:: WHAT THE EXERCISE ASKS ::
Find the line containing "Give me a plain-text". Quote it and every line after it, exactly, through the end; skip pictures.

:: DATA FOR THIS TASK ::
_ _ _ _
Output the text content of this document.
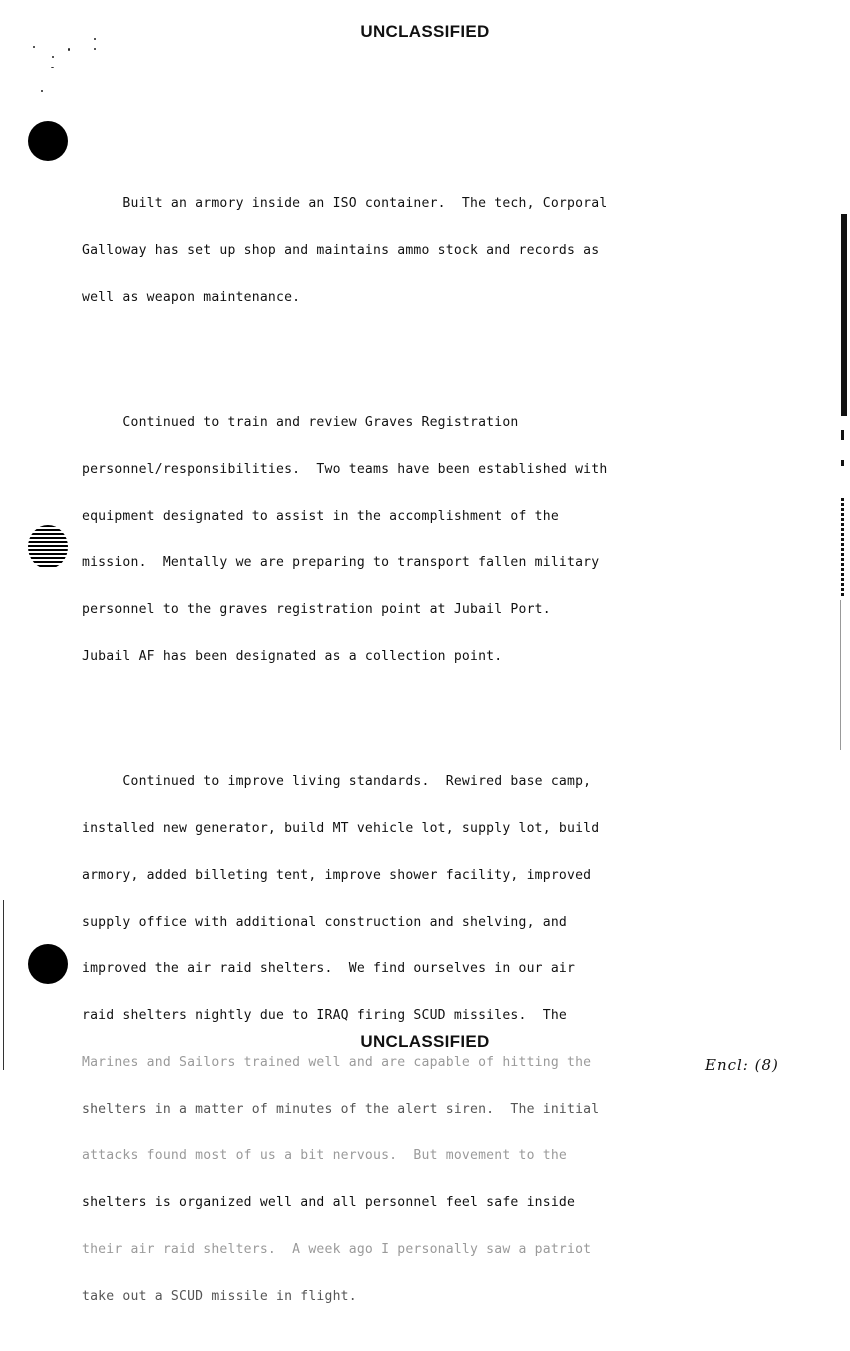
UNCLASSIFIED

Built an armory inside an ISO container.  The tech, Corporal

Galloway has set up shop and maintains ammo stock and records as

well as weapon maintenance.

Continued to train and review Graves Registration

personnel/responsibilities.  Two teams have been established with

equipment designated to assist in the accomplishment of the

mission.  Mentally we are preparing to transport fallen military

personnel to the graves registration point at Jubail Port.

Jubail AF has been designated as a collection point.

Continued to improve living standards.  Rewired base camp,

installed new generator, build MT vehicle lot, supply lot, build

armory, added billeting tent, improve shower facility, improved

supply office with additional construction and shelving, and

improved the air raid shelters.  We find ourselves in our air

raid shelters nightly due to IRAQ firing SCUD missiles.  The

Marines and Sailors trained well and are capable of hitting the

shelters in a matter of minutes of the alert siren.  The initial

attacks found most of us a bit nervous.  But movement to the

shelters is organized well and all personnel feel safe inside

their air raid shelters.  A week ago I personally saw a patriot

take out a SCUD missile in flight.

UNCLASSIFIED
Encl: (8)
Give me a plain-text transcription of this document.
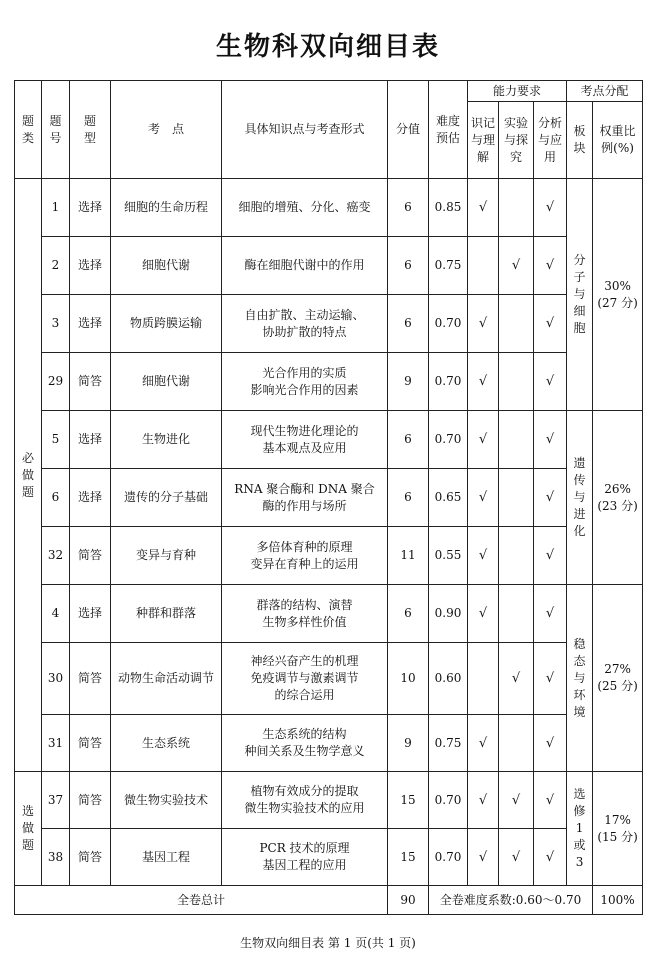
生物科双向细目表
题类	题号	题型	考　点	具体知识点与考查形式	分值	难度预估	能力要求			考点分配	
							识记与理解	实验与探究	分析与应用	板块	权重比例(%)
必做题	1	选择	细胞的生命历程	细胞的增殖、分化、癌变	6	0.85	√		√	分子与细胞	30%
(27 分)
	2	选择	细胞代谢	酶在细胞代谢中的作用	6	0.75		√	√		
	3	选择	物质跨膜运输	自由扩散、主动运输、
协助扩散的特点	6	0.70	√		√		
	29	简答	细胞代谢	光合作用的实质
影响光合作用的因素	9	0.70	√		√		
	5	选择	生物进化	现代生物进化理论的
基本观点及应用	6	0.70	√		√	遗传与进化	26%
(23 分)
	6	选择	遗传的分子基础	RNA 聚合酶和 DNA 聚合
酶的作用与场所	6	0.65	√		√		
	32	简答	变异与育种	多倍体育种的原理
变异在育种上的运用	11	0.55	√		√		
	4	选择	种群和群落	群落的结构、演替
生物多样性价值	6	0.90	√		√	稳态与环境	27%
(25 分)
	30	简答	动物生命活动调节	神经兴奋产生的机理
免疫调节与激素调节
的综合运用	10	0.60		√	√		
	31	简答	生态系统	生态系统的结构
种间关系及生物学意义	9	0.75	√		√		
选做题	37	简答	微生物实验技术	植物有效成分的提取
微生物实验技术的应用	15	0.70	√	√	√	选修1或3	17%
(15 分)
	38	简答	基因工程	PCR 技术的原理
基因工程的应用	15	0.70	√	√	√		
全卷总计					90	全卷难度系数:0.60～0.70					100%
生物双向细目表 第 1 页(共 1 页)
_ _ _ _
:: SOLVED EXERCISE ::
Give me a plain-text transcription of this document.
生物科双向细目表
题类	题号	题型	考　点	具体知识点与考查形式	分值	难度预估	能力要求			考点分配	
							识记与理解	实验与探究	分析与应用	板块	权重比例(%)
必做题	1	选择	细胞的生命历程	细胞的增殖、分化、癌变	6	0.85	√		√	分子与细胞	30%
(27 分)
	2	选择	细胞代谢	酶在细胞代谢中的作用	6	0.75		√	√		
	3	选择	物质跨膜运输	自由扩散、主动运输、
协助扩散的特点	6	0.70	√		√		
	29	简答	细胞代谢	光合作用的实质
影响光合作用的因素	9	0.70	√		√		
	5	选择	生物进化	现代生物进化理论的
基本观点及应用	6	0.70	√		√	遗传与进化	26%
(23 分)
	6	选择	遗传的分子基础	RNA 聚合酶和 DNA 聚合
酶的作用与场所	6	0.65	√		√		
	32	简答	变异与育种	多倍体育种的原理
变异在育种上的运用	11	0.55	√		√		
	4	选择	种群和群落	群落的结构、演替
生物多样性价值	6	0.90	√		√	稳态与环境	27%
(25 分)
	30	简答	动物生命活动调节	神经兴奋产生的机理
免疫调节与激素调节
的综合运用	10	0.60		√	√		
	31	简答	生态系统	生态系统的结构
种间关系及生物学意义	9	0.75	√		√		
选做题	37	简答	微生物实验技术	植物有效成分的提取
微生物实验技术的应用	15	0.70	√	√	√	选修1或3	17%
(15 分)
	38	简答	基因工程	PCR 技术的原理
基因工程的应用	15	0.70	√	√	√		
全卷总计					90	全卷难度系数:0.60～0.70					100%
生物双向细目表 第 1 页(共 1 页)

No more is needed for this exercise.